═════ TEXT TO READ

# Getting ready for ADI



## Adam-tt (Apr 3, 2010)

With it being such a nice day i tought i would start getting the bodywork ready for next weekend
1st time the car has seen the DA polisher all over her

didnt get many pictures during

deep key mark [smiley=bigcry.gif] 









Meguiars DA Microfiber and the compound left it like this 









50/50 of the bonnet almost all the swirls are gone just a few deep ones left









best close up of the bonnet i could get with the iphone


----------



## YELLOW_TT (Feb 25, 2004)

Nice work mate but you need a new expansion tank the old one is letting you down a bit


----------



## Amaranth (Aug 13, 2008)

══════════
═════ EXERCISE INPUTS

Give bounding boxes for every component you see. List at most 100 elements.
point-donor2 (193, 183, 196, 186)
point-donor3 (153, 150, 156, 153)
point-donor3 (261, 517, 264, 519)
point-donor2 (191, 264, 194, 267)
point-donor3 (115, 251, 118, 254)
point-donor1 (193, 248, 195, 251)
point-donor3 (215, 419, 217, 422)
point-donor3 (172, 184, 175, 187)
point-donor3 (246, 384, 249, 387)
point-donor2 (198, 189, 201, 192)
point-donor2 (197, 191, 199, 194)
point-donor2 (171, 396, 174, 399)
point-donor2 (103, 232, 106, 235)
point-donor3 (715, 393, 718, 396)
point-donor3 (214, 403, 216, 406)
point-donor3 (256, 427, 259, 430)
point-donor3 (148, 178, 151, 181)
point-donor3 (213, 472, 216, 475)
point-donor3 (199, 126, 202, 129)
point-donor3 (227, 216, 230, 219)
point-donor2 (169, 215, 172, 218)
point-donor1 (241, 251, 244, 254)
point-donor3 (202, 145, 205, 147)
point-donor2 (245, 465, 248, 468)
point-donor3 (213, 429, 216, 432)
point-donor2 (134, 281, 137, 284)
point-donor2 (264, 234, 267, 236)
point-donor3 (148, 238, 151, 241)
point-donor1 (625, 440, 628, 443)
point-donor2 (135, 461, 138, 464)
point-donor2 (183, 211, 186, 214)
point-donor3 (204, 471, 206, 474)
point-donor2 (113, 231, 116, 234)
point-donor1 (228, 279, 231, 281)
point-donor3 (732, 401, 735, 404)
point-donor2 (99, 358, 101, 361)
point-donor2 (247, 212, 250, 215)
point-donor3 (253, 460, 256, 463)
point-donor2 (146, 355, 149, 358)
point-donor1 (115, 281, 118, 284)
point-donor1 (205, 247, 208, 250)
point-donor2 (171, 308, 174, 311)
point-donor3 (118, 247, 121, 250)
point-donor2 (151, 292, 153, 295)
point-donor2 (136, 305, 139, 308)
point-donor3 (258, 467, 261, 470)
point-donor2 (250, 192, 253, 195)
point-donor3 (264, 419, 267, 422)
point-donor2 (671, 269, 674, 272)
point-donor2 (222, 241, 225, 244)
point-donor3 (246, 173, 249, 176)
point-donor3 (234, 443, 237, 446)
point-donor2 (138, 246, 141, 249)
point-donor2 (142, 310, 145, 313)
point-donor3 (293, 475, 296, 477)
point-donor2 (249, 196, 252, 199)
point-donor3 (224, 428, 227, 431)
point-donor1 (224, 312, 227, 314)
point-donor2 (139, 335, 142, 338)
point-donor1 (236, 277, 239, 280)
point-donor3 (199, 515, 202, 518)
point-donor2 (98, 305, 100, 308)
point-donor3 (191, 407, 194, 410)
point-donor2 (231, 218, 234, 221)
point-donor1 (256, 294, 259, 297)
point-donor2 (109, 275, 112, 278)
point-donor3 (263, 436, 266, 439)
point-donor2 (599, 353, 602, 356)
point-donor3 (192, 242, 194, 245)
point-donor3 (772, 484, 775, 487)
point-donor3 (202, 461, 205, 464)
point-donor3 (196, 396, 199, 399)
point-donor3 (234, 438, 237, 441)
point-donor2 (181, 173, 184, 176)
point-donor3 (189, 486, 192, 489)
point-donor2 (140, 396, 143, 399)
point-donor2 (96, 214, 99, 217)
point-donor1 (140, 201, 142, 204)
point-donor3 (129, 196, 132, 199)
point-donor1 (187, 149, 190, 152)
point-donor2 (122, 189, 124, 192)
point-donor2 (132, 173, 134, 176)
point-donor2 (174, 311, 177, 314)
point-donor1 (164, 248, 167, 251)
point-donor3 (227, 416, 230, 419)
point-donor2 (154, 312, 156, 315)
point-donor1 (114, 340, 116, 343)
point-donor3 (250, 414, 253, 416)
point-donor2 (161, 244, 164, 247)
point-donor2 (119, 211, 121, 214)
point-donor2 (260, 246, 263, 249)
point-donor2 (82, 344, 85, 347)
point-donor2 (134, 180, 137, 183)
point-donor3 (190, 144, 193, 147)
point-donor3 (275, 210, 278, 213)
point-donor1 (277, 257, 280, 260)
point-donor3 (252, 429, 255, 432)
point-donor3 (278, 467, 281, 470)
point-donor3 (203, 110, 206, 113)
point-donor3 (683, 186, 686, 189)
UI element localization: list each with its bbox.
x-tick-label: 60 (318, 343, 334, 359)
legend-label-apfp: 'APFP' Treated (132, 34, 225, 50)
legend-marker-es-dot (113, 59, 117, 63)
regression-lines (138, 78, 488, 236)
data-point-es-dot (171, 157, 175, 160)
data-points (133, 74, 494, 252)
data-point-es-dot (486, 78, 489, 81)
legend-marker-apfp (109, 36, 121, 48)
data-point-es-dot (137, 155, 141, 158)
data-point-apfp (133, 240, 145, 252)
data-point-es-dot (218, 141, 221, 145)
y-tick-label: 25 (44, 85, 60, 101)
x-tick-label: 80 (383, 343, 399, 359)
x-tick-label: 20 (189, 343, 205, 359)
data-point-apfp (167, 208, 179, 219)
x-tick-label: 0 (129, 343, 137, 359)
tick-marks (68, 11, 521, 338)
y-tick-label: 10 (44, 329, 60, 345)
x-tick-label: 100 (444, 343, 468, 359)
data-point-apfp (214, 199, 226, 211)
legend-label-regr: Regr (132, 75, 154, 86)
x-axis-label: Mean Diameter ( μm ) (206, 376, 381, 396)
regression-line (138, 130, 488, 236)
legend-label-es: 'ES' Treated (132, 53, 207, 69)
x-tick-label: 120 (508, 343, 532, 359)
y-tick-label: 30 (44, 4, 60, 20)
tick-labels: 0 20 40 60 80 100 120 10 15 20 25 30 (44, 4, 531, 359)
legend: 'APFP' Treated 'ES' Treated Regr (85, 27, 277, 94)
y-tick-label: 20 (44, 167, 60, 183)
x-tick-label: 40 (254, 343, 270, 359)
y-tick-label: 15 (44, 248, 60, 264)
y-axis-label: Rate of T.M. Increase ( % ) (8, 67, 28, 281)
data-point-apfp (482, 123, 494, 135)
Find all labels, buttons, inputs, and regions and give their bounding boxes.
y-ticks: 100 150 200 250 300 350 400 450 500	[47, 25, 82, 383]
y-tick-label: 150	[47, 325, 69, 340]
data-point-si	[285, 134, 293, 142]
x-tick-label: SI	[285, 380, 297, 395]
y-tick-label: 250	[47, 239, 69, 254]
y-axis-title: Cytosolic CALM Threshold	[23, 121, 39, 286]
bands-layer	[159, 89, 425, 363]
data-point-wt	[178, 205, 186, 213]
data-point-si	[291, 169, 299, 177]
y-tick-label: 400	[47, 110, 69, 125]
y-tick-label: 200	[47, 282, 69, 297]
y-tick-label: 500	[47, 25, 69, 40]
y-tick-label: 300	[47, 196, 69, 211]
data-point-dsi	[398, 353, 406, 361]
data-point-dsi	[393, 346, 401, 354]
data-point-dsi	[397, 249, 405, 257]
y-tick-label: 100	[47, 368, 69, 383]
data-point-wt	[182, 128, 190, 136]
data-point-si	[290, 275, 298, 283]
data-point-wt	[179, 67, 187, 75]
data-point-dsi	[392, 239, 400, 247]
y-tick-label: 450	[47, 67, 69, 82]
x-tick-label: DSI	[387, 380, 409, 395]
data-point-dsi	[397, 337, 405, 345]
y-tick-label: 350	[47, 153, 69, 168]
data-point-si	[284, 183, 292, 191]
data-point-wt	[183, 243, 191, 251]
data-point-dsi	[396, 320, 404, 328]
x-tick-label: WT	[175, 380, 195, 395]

══════════

**EXERCISE TASKS:**
• a. Give the entries as a numbered list, starting at the first line of the entries and ending at the line that contains "point-donor2 (138, 246, 141, 249)", both included, with blank lines left out.
• b. Extend the forum thread about polishing the car's bodywork before ADI from the point where it stops.

**TASK-BY-TASK ANSWERS:**
• a.
1. Give bounding boxes for every component you see. List at most 100 elements.
2. point-donor2 (193, 183, 196, 186)
3. point-donor3 (153, 150, 156, 153)
4. point-donor3 (261, 517, 264, 519)
5. point-donor2 (191, 264, 194, 267)
6. point-donor3 (115, 251, 118, 254)
7. point-donor1 (193, 248, 195, 251)
8. point-donor3 (215, 419, 217, 422)
9. point-donor3 (172, 184, 175, 187)
10. point-donor3 (246, 384, 249, 387)
11. point-donor2 (198, 189, 201, 192)
12. point-donor2 (197, 191, 199, 194)
13. point-donor2 (171, 396, 174, 399)
14. point-donor2 (103, 232, 106, 235)
15. point-donor3 (715, 393, 718, 396)
16. point-donor3 (214, 403, 216, 406)
17. point-donor3 (256, 427, 259, 430)
18. point-donor3 (148, 178, 151, 181)
19. point-donor3 (213, 472, 216, 475)
20. point-donor3 (199, 126, 202, 129)
21. point-donor3 (227, 216, 230, 219)
22. point-donor2 (169, 215, 172, 218)
23. point-donor1 (241, 251, 244, 254)
24. point-donor3 (202, 145, 205, 147)
25. point-donor2 (245, 465, 248, 468)
26. point-donor3 (213, 429, 216, 432)
27. point-donor2 (134, 281, 137, 284)
28. point-donor2 (264, 234, 267, 236)
29. point-donor3 (148, 238, 151, 241)
30. point-donor1 (625, 440, 628, 443)
31. point-donor2 (135, 461, 138, 464)
32. point-donor2 (183, 211, 186, 214)
33. point-donor3 (204, 471, 206, 474)
34. point-donor2 (113, 231, 116, 234)
35. point-donor1 (228, 279, 231, 281)
36. point-donor3 (732, 401, 735, 404)
37. point-donor2 (99, 358, 101, 361)
38. point-donor2 (247, 212, 250, 215)
39. point-donor3 (253, 460, 256, 463)
40. point-donor2 (146, 355, 149, 358)
41. point-donor1 (115, 281, 118, 284)
42. point-donor1 (205, 247, 208, 250)
43. point-donor2 (171, 308, 174, 311)
44. point-donor3 (118, 247, 121, 250)
45. point-donor2 (151, 292, 153, 295)
46. point-donor2 (136, 305, 139, 308)
47. point-donor3 (258, 467, 261, 470)
48. point-donor2 (250, 192, 253, 195)
49. point-donor3 (264, 419, 267, 422)
50. point-donor2 (671, 269, 674, 272)
51. point-donor2 (222, 241, 225, 244)
52. point-donor3 (246, 173, 249, 176)
53. point-donor3 (234, 443, 237, 446)
54. point-donor2 (138, 246, 141, 249)

• b.
adam-tt said:


> With it being such a nice day i tought i would start getting the bodywork ready for next weekend
> 1st time the car has seen the DA polisher all over her
> 
> didnt get many pictures during
> ...


My address is.......


----------



## T3RBO (Dec 9, 2003)

Looking good mate


----------



## Diveratt (Aug 31, 2009)

Nice work Adam bring the DA along to the RR day and I'll let you do mine


----------



## Adam-tt (Apr 3, 2010)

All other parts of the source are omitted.